| WRITTEN PROBLEM |
Restate each line word for word. Leave out every picture.

| GIVEN RECORDS |
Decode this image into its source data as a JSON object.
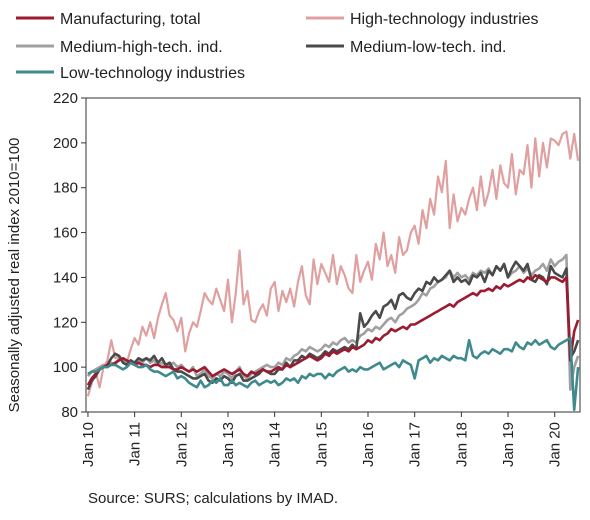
{
  "chart_data": {
    "type": "line",
    "title": "",
    "ylabel": "Seasonally adjusted real index 2010=100",
    "xlabel": "",
    "ylim": [
      80,
      220
    ],
    "yticks": [
      80,
      100,
      120,
      140,
      160,
      180,
      200,
      220
    ],
    "x_start": "Jan 10",
    "x_end": "May 20",
    "x_tick_labels": [
      "Jan 10",
      "Jan 11",
      "Jan 12",
      "Jan 13",
      "Jan 14",
      "Jan 15",
      "Jan 16",
      "Jan 17",
      "Jan 18",
      "Jan 19",
      "Jan 20"
    ],
    "grid": false,
    "legend_position": "top",
    "series": [
      {
        "name": "Manufacturing, total",
        "color": "#9b1b30",
        "values": [
          92,
          95,
          97,
          99,
          100,
          101,
          101,
          102,
          103,
          104,
          103,
          102,
          101,
          102,
          101,
          101,
          100,
          101,
          101,
          100,
          100,
          100,
          99,
          99,
          100,
          99,
          98,
          99,
          98,
          99,
          100,
          98,
          96,
          97,
          98,
          99,
          98,
          97,
          98,
          99,
          97,
          96,
          98,
          97,
          98,
          99,
          98,
          98,
          99,
          100,
          99,
          101,
          100,
          101,
          102,
          103,
          104,
          105,
          104,
          103,
          104,
          106,
          105,
          107,
          106,
          107,
          108,
          107,
          109,
          108,
          109,
          110,
          112,
          111,
          113,
          112,
          114,
          115,
          117,
          116,
          117,
          118,
          117,
          119,
          119,
          120,
          121,
          122,
          123,
          124,
          125,
          126,
          127,
          128,
          127,
          129,
          130,
          131,
          132,
          133,
          132,
          134,
          134,
          135,
          134,
          136,
          135,
          137,
          136,
          137,
          138,
          139,
          138,
          140,
          139,
          141,
          140,
          139,
          138,
          140,
          140,
          139,
          138,
          140,
          103,
          116,
          121
        ]
      },
      {
        "name": "High-technology industries",
        "color": "#e0a0a0",
        "values": [
          87,
          93,
          98,
          91,
          100,
          103,
          112,
          104,
          105,
          103,
          102,
          108,
          113,
          110,
          118,
          114,
          120,
          113,
          122,
          128,
          133,
          123,
          121,
          116,
          122,
          107,
          115,
          120,
          118,
          125,
          133,
          130,
          128,
          135,
          130,
          125,
          139,
          120,
          133,
          152,
          128,
          134,
          121,
          120,
          125,
          128,
          123,
          135,
          138,
          125,
          134,
          129,
          135,
          127,
          138,
          145,
          132,
          128,
          148,
          137,
          146,
          142,
          138,
          150,
          137,
          145,
          141,
          135,
          133,
          150,
          138,
          143,
          147,
          139,
          155,
          148,
          160,
          145,
          150,
          142,
          158,
          150,
          152,
          160,
          163,
          155,
          170,
          162,
          175,
          168,
          185,
          178,
          192,
          162,
          177,
          165,
          171,
          168,
          175,
          180,
          170,
          185,
          172,
          178,
          188,
          175,
          190,
          182,
          180,
          195,
          177,
          188,
          186,
          199,
          180,
          202,
          185,
          200,
          189,
          202,
          201,
          199,
          204,
          205,
          193,
          204,
          192
        ]
      },
      {
        "name": "Medium-high-tech. ind.",
        "color": "#a0a0a0",
        "values": [
          96,
          98,
          99,
          100,
          101,
          100,
          102,
          101,
          104,
          103,
          102,
          103,
          101,
          103,
          102,
          104,
          102,
          103,
          101,
          102,
          100,
          101,
          102,
          100,
          101,
          99,
          98,
          100,
          96,
          97,
          99,
          96,
          95,
          97,
          96,
          98,
          97,
          95,
          98,
          100,
          96,
          95,
          97,
          98,
          99,
          100,
          101,
          100,
          100,
          102,
          101,
          104,
          103,
          105,
          106,
          108,
          107,
          109,
          108,
          107,
          108,
          110,
          109,
          111,
          110,
          112,
          113,
          111,
          112,
          111,
          114,
          115,
          117,
          116,
          118,
          117,
          119,
          121,
          122,
          120,
          123,
          124,
          126,
          127,
          128,
          130,
          133,
          132,
          135,
          136,
          138,
          139,
          140,
          143,
          140,
          142,
          140,
          141,
          139,
          142,
          141,
          143,
          142,
          144,
          141,
          145,
          143,
          146,
          140,
          142,
          143,
          145,
          142,
          144,
          141,
          143,
          144,
          146,
          143,
          148,
          145,
          147,
          148,
          150,
          90,
          100,
          105
        ]
      },
      {
        "name": "Medium-low-tech. ind.",
        "color": "#4a4a4a",
        "values": [
          90,
          94,
          96,
          99,
          100,
          101,
          104,
          106,
          105,
          102,
          101,
          103,
          102,
          104,
          103,
          104,
          103,
          105,
          102,
          104,
          101,
          102,
          99,
          98,
          98,
          97,
          96,
          95,
          95,
          96,
          97,
          94,
          93,
          95,
          94,
          96,
          95,
          93,
          96,
          97,
          94,
          94,
          95,
          96,
          97,
          99,
          98,
          97,
          97,
          99,
          99,
          102,
          100,
          103,
          103,
          105,
          104,
          106,
          105,
          104,
          105,
          107,
          106,
          108,
          107,
          108,
          109,
          108,
          110,
          108,
          124,
          118,
          120,
          123,
          125,
          122,
          127,
          128,
          130,
          126,
          132,
          133,
          131,
          130,
          133,
          135,
          134,
          138,
          137,
          140,
          138,
          139,
          141,
          143,
          138,
          140,
          138,
          139,
          137,
          141,
          140,
          142,
          138,
          143,
          141,
          145,
          143,
          146,
          140,
          144,
          147,
          145,
          143,
          146,
          139,
          138,
          141,
          140,
          137,
          145,
          142,
          141,
          140,
          144,
          104,
          107,
          112
        ]
      },
      {
        "name": "Low-technology industries",
        "color": "#3f8a8d",
        "values": [
          97,
          98,
          98,
          99,
          100,
          100,
          101,
          101,
          100,
          99,
          100,
          102,
          101,
          100,
          100,
          101,
          99,
          98,
          98,
          97,
          96,
          97,
          98,
          95,
          96,
          95,
          93,
          92,
          91,
          94,
          91,
          92,
          94,
          93,
          95,
          92,
          92,
          94,
          92,
          93,
          92,
          91,
          93,
          94,
          92,
          93,
          94,
          93,
          94,
          92,
          93,
          95,
          94,
          95,
          93,
          96,
          95,
          97,
          96,
          97,
          97,
          95,
          97,
          96,
          98,
          99,
          100,
          98,
          99,
          98,
          100,
          99,
          99,
          100,
          101,
          102,
          99,
          100,
          101,
          102,
          100,
          103,
          102,
          101,
          95,
          103,
          104,
          105,
          102,
          104,
          103,
          105,
          104,
          103,
          105,
          104,
          104,
          103,
          112,
          105,
          104,
          106,
          107,
          106,
          108,
          107,
          106,
          108,
          108,
          107,
          111,
          109,
          108,
          111,
          110,
          112,
          110,
          111,
          112,
          109,
          108,
          110,
          111,
          112,
          113,
          81,
          100
        ]
      }
    ]
  },
  "legend": [
    {
      "label": "Manufacturing, total",
      "color": "#9b1b30"
    },
    {
      "label": "High-technology industries",
      "color": "#e0a0a0"
    },
    {
      "label": "Medium-high-tech. ind.",
      "color": "#a0a0a0"
    },
    {
      "label": "Medium-low-tech. ind.",
      "color": "#4a4a4a"
    },
    {
      "label": "Low-technology industries",
      "color": "#3f8a8d"
    }
  ],
  "source": "Source: SURS; calculations by IMAD."
}
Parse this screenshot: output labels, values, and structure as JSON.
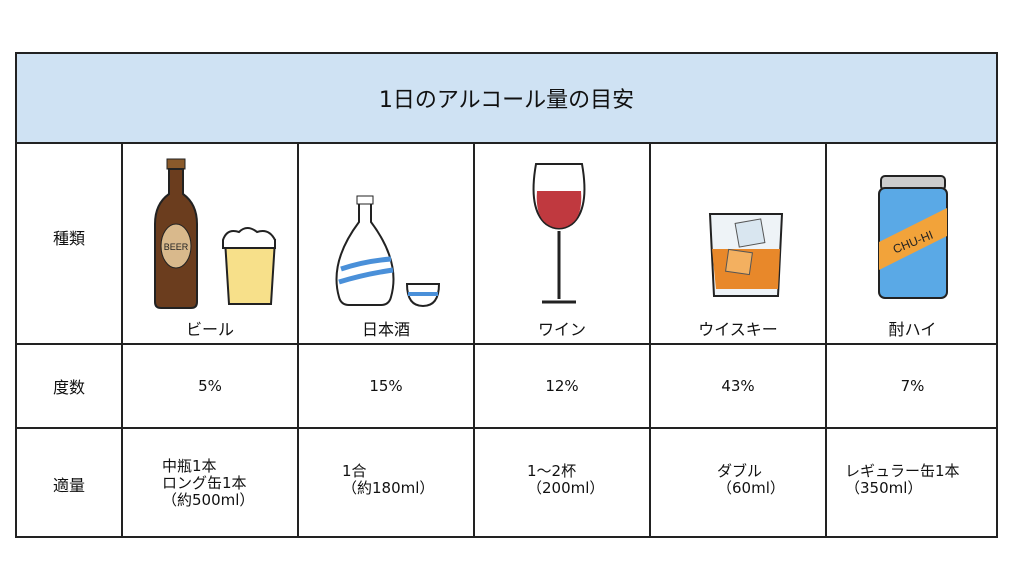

| TASK SOLUTION |
Decode this image into its source data as a JSON object.
{
  "chart_data": {
    "type": "line",
    "title": "",
    "ylabel": "Seasonally adjusted real index 2010=100",
    "xlabel": "",
    "ylim": [
      80,
      220
    ],
    "yticks": [
      80,
      100,
      120,
      140,
      160,
      180,
      200,
      220
    ],
    "x_start": "Jan 10",
    "x_end": "May 20",
    "x_tick_labels": [
      "Jan 10",
      "Jan 11",
      "Jan 12",
      "Jan 13",
      "Jan 14",
      "Jan 15",
      "Jan 16",
      "Jan 17",
      "Jan 18",
      "Jan 19",
      "Jan 20"
    ],
    "grid": false,
    "legend_position": "top",
    "series": [
      {
        "name": "Manufacturing, total",
        "color": "#9b1b30",
        "values": [
          92,
          95,
          97,
          99,
          100,
          101,
          101,
          102,
          103,
          104,
          103,
          102,
          101,
          102,
          101,
          101,
          100,
          101,
          101,
          100,
          100,
          100,
          99,
          99,
          100,
          99,
          98,
          99,
          98,
          99,
          100,
          98,
          96,
          97,
          98,
          99,
          98,
          97,
          98,
          99,
          97,
          96,
          98,
          97,
          98,
          99,
          98,
          98,
          99,
          100,
          99,
          101,
          100,
          101,
          102,
          103,
          104,
          105,
          104,
          103,
          104,
          106,
          105,
          107,
          106,
          107,
          108,
          107,
          109,
          108,
          109,
          110,
          112,
          111,
          113,
          112,
          114,
          115,
          117,
          116,
          117,
          118,
          117,
          119,
          119,
          120,
          121,
          122,
          123,
          124,
          125,
          126,
          127,
          128,
          127,
          129,
          130,
          131,
          132,
          133,
          132,
          134,
          134,
          135,
          134,
          136,
          135,
          137,
          136,
          137,
          138,
          139,
          138,
          140,
          139,
          141,
          140,
          139,
          138,
          140,
          140,
          139,
          138,
          140,
          103,
          116,
          121
        ]
      },
      {
        "name": "High-technology industries",
        "color": "#e0a0a0",
        "values": [
          87,
          93,
          98,
          91,
          100,
          103,
          112,
          104,
          105,
          103,
          102,
          108,
          113,
          110,
          118,
          114,
          120,
          113,
          122,
          128,
          133,
          123,
          121,
          116,
          122,
          107,
          115,
          120,
          118,
          125,
          133,
          130,
          128,
          135,
          130,
          125,
          139,
          120,
          133,
          152,
          128,
          134,
          121,
          120,
          125,
          128,
          123,
          135,
          138,
          125,
          134,
          129,
          135,
          127,
          138,
          145,
          132,
          128,
          148,
          137,
          146,
          142,
          138,
          150,
          137,
          145,
          141,
          135,
          133,
          150,
          138,
          143,
          147,
          139,
          155,
          148,
          160,
          145,
          150,
          142,
          158,
          150,
          152,
          160,
          163,
          155,
          170,
          162,
          175,
          168,
          185,
          178,
          192,
          162,
          177,
          165,
          171,
          168,
          175,
          180,
          170,
          185,
          172,
          178,
          188,
          175,
          190,
          182,
          180,
          195,
          177,
          188,
          186,
          199,
          180,
          202,
          185,
          200,
          189,
          202,
          201,
          199,
          204,
          205,
          193,
          204,
          192
        ]
      },
      {
        "name": "Medium-high-tech. ind.",
        "color": "#a0a0a0",
        "values": [
          96,
          98,
          99,
          100,
          101,
          100,
          102,
          101,
          104,
          103,
          102,
          103,
          101,
          103,
          102,
          104,
          102,
          103,
          101,
          102,
          100,
          101,
          102,
          100,
          101,
          99,
          98,
          100,
          96,
          97,
          99,
          96,
          95,
          97,
          96,
          98,
          97,
          95,
          98,
          100,
          96,
          95,
          97,
          98,
          99,
          100,
          101,
          100,
          100,
          102,
          101,
          104,
          103,
          105,
          106,
          108,
          107,
          109,
          108,
          107,
          108,
          110,
          109,
          111,
          110,
          112,
          113,
          111,
          112,
          111,
          114,
          115,
          117,
          116,
          118,
          117,
          119,
          121,
          122,
          120,
          123,
          124,
          126,
          127,
          128,
          130,
          133,
          132,
          135,
          136,
          138,
          139,
          140,
          143,
          140,
          142,
          140,
          141,
          139,
          142,
          141,
          143,
          142,
          144,
          141,
          145,
          143,
          146,
          140,
          142,
          143,
          145,
          142,
          144,
          141,
          143,
          144,
          146,
          143,
          148,
          145,
          147,
          148,
          150,
          90,
          100,
          105
        ]
      },
      {
        "name": "Medium-low-tech. ind.",
        "color": "#4a4a4a",
        "values": [
          90,
          94,
          96,
          99,
          100,
          101,
          104,
          106,
          105,
          102,
          101,
          103,
          102,
          104,
          103,
          104,
          103,
          105,
          102,
          104,
          101,
          102,
          99,
          98,
          98,
          97,
          96,
          95,
          95,
          96,
          97,
          94,
          93,
          95,
          94,
          96,
          95,
          93,
          96,
          97,
          94,
          94,
          95,
          96,
          97,
          99,
          98,
          97,
          97,
          99,
          99,
          102,
          100,
          103,
          103,
          105,
          104,
          106,
          105,
          104,
          105,
          107,
          106,
          108,
          107,
          108,
          109,
          108,
          110,
          108,
          124,
          118,
          120,
          123,
          125,
          122,
          127,
          128,
          130,
          126,
          132,
          133,
          131,
          130,
          133,
          135,
          134,
          138,
          137,
          140,
          138,
          139,
          141,
          143,
          138,
          140,
          138,
          139,
          137,
          141,
          140,
          142,
          138,
          143,
          141,
          145,
          143,
          146,
          140,
          144,
          147,
          145,
          143,
          146,
          139,
          138,
          141,
          140,
          137,
          145,
          142,
          141,
          140,
          144,
          104,
          107,
          112
        ]
      },
      {
        "name": "Low-technology industries",
        "color": "#3f8a8d",
        "values": [
          97,
          98,
          98,
          99,
          100,
          100,
          101,
          101,
          100,
          99,
          100,
          102,
          101,
          100,
          100,
          101,
          99,
          98,
          98,
          97,
          96,
          97,
          98,
          95,
          96,
          95,
          93,
          92,
          91,
          94,
          91,
          92,
          94,
          93,
          95,
          92,
          92,
          94,
          92,
          93,
          92,
          91,
          93,
          94,
          92,
          93,
          94,
          93,
          94,
          92,
          93,
          95,
          94,
          95,
          93,
          96,
          95,
          97,
          96,
          97,
          97,
          95,
          97,
          96,
          98,
          99,
          100,
          98,
          99,
          98,
          100,
          99,
          99,
          100,
          101,
          102,
          99,
          100,
          101,
          102,
          100,
          103,
          102,
          101,
          95,
          103,
          104,
          105,
          102,
          104,
          103,
          105,
          104,
          103,
          105,
          104,
          104,
          103,
          112,
          105,
          104,
          106,
          107,
          106,
          108,
          107,
          106,
          108,
          108,
          107,
          111,
          109,
          108,
          111,
          110,
          112,
          110,
          111,
          112,
          109,
          108,
          110,
          111,
          112,
          113,
          81,
          100
        ]
      }
    ]
  },
  "legend": [
    {
      "label": "Manufacturing, total",
      "color": "#9b1b30"
    },
    {
      "label": "High-technology industries",
      "color": "#e0a0a0"
    },
    {
      "label": "Medium-high-tech. ind.",
      "color": "#a0a0a0"
    },
    {
      "label": "Medium-low-tech. ind.",
      "color": "#4a4a4a"
    },
    {
      "label": "Low-technology industries",
      "color": "#3f8a8d"
    }
  ],
  "source": "Source: SURS; calculations by IMAD."
}
Parse this screenshot: output labels, values, and structure as JSON.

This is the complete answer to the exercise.